┌─ EXTRACTED RECORDS
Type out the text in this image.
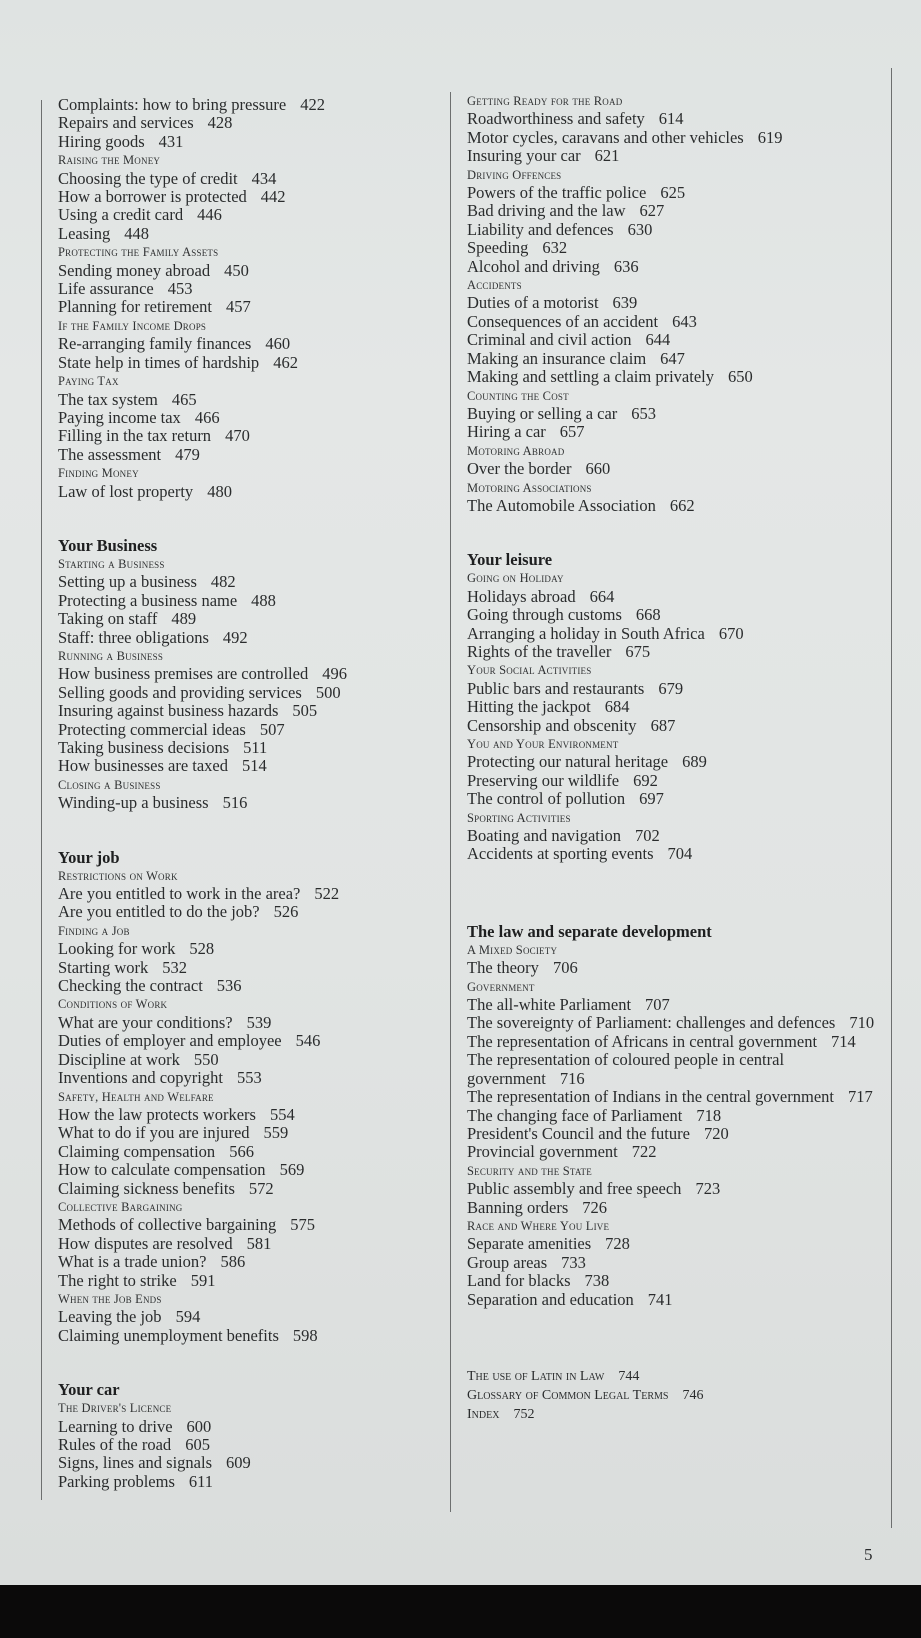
Complaints: how to bring pressure 422
Repairs and services 428
Hiring goods 431
Raising the Money
Choosing the type of credit 434
How a borrower is protected 442
Using a credit card 446
Leasing 448
Protecting the Family Assets
Sending money abroad 450
Life assurance 453
Planning for retirement 457
If the Family Income Drops
Re-arranging family finances 460
State help in times of hardship 462
Paying Tax
The tax system 465
Paying income tax 466
Filling in the tax return 470
The assessment 479
Finding Money
Law of lost property 480
Your Business
Starting a Business
Setting up a business 482
Protecting a business name 488
Taking on staff 489
Staff: three obligations 492
Running a Business
How business premises are controlled 496
Selling goods and providing services 500
Insuring against business hazards 505
Protecting commercial ideas 507
Taking business decisions 511
How businesses are taxed 514
Closing a Business
Winding-up a business 516
Your job
Restrictions on Work
Are you entitled to work in the area? 522
Are you entitled to do the job? 526
Finding a Job
Looking for work 528
Starting work 532
Checking the contract 536
Conditions of Work
What are your conditions? 539
Duties of employer and employee 546
Discipline at work 550
Inventions and copyright 553
Safety, Health and Welfare
How the law protects workers 554
What to do if you are injured 559
Claiming compensation 566
How to calculate compensation 569
Claiming sickness benefits 572
Collective Bargaining
Methods of collective bargaining 575
How disputes are resolved 581
What is a trade union? 586
The right to strike 591
When the Job Ends
Leaving the job 594
Claiming unemployment benefits 598
Your car
The Driver's Licence
Learning to drive 600
Rules of the road 605
Signs, lines and signals 609
Parking problems 611
Getting Ready for the Road
Roadworthiness and safety 614
Motor cycles, caravans and other vehicles 619
Insuring your car 621
Driving Offences
Powers of the traffic police 625
Bad driving and the law 627
Liability and defences 630
Speeding 632
Alcohol and driving 636
Accidents
Duties of a motorist 639
Consequences of an accident 643
Criminal and civil action 644
Making an insurance claim 647
Making and settling a claim privately 650
Counting the Cost
Buying or selling a car 653
Hiring a car 657
Motoring Abroad
Over the border 660
Motoring Associations
The Automobile Association 662
Your leisure
Going on Holiday
Holidays abroad 664
Going through customs 668
Arranging a holiday in South Africa 670
Rights of the traveller 675
Your Social Activities
Public bars and restaurants 679
Hitting the jackpot 684
Censorship and obscenity 687
You and Your Environment
Protecting our natural heritage 689
Preserving our wildlife 692
The control of pollution 697
Sporting Activities
Boating and navigation 702
Accidents at sporting events 704
The law and separate development
A Mixed Society
The theory 706
Government
The all-white Parliament 707
The sovereignty of Parliament: challenges and defences 710
The representation of Africans in central government 714
The representation of coloured people in central government 716
The representation of Indians in the central government 717
The changing face of Parliament 718
President's Council and the future 720
Provincial government 722
Security and the State
Public assembly and free speech 723
Banning orders 726
Race and Where You Live
Separate amenities 728
Group areas 733
Land for blacks 738
Separation and education 741
The use of Latin in Law 744
Glossary of Common Legal Terms 746
Index 752
5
└─
*EXERCISE GOAL*: Leave out the pictures and copy every record above exactly.

*THE ANSWER*:
Type out the text in this image.
Complaints: how to bring pressure 422
Repairs and services 428
Hiring goods 431
Raising the Money
Choosing the type of credit 434
How a borrower is protected 442
Using a credit card 446
Leasing 448
Protecting the Family Assets
Sending money abroad 450
Life assurance 453
Planning for retirement 457
If the Family Income Drops
Re-arranging family finances 460
State help in times of hardship 462
Paying Tax
The tax system 465
Paying income tax 466
Filling in the tax return 470
The assessment 479
Finding Money
Law of lost property 480
Your Business
Starting a Business
Setting up a business 482
Protecting a business name 488
Taking on staff 489
Staff: three obligations 492
Running a Business
How business premises are controlled 496
Selling goods and providing services 500
Insuring against business hazards 505
Protecting commercial ideas 507
Taking business decisions 511
How businesses are taxed 514
Closing a Business
Winding-up a business 516
Your job
Restrictions on Work
Are you entitled to work in the area? 522
Are you entitled to do the job? 526
Finding a Job
Looking for work 528
Starting work 532
Checking the contract 536
Conditions of Work
What are your conditions? 539
Duties of employer and employee 546
Discipline at work 550
Inventions and copyright 553
Safety, Health and Welfare
How the law protects workers 554
What to do if you are injured 559
Claiming compensation 566
How to calculate compensation 569
Claiming sickness benefits 572
Collective Bargaining
Methods of collective bargaining 575
How disputes are resolved 581
What is a trade union? 586
The right to strike 591
When the Job Ends
Leaving the job 594
Claiming unemployment benefits 598
Your car
The Driver's Licence
Learning to drive 600
Rules of the road 605
Signs, lines and signals 609
Parking problems 611
Getting Ready for the Road
Roadworthiness and safety 614
Motor cycles, caravans and other vehicles 619
Insuring your car 621
Driving Offences
Powers of the traffic police 625
Bad driving and the law 627
Liability and defences 630
Speeding 632
Alcohol and driving 636
Accidents
Duties of a motorist 639
Consequences of an accident 643
Criminal and civil action 644
Making an insurance claim 647
Making and settling a claim privately 650
Counting the Cost
Buying or selling a car 653
Hiring a car 657
Motoring Abroad
Over the border 660
Motoring Associations
The Automobile Association 662
Your leisure
Going on Holiday
Holidays abroad 664
Going through customs 668
Arranging a holiday in South Africa 670
Rights of the traveller 675
Your Social Activities
Public bars and restaurants 679
Hitting the jackpot 684
Censorship and obscenity 687
You and Your Environment
Protecting our natural heritage 689
Preserving our wildlife 692
The control of pollution 697
Sporting Activities
Boating and navigation 702
Accidents at sporting events 704
The law and separate development
A Mixed Society
The theory 706
Government
The all-white Parliament 707
The sovereignty of Parliament: challenges and defences 710
The representation of Africans in central government 714
The representation of coloured people in central government 716
The representation of Indians in the central government 717
The changing face of Parliament 718
President's Council and the future 720
Provincial government 722
Security and the State
Public assembly and free speech 723
Banning orders 726
Race and Where You Live
Separate amenities 728
Group areas 733
Land for blacks 738
Separation and education 741
The use of Latin in Law 744
Glossary of Common Legal Terms 746
Index 752
5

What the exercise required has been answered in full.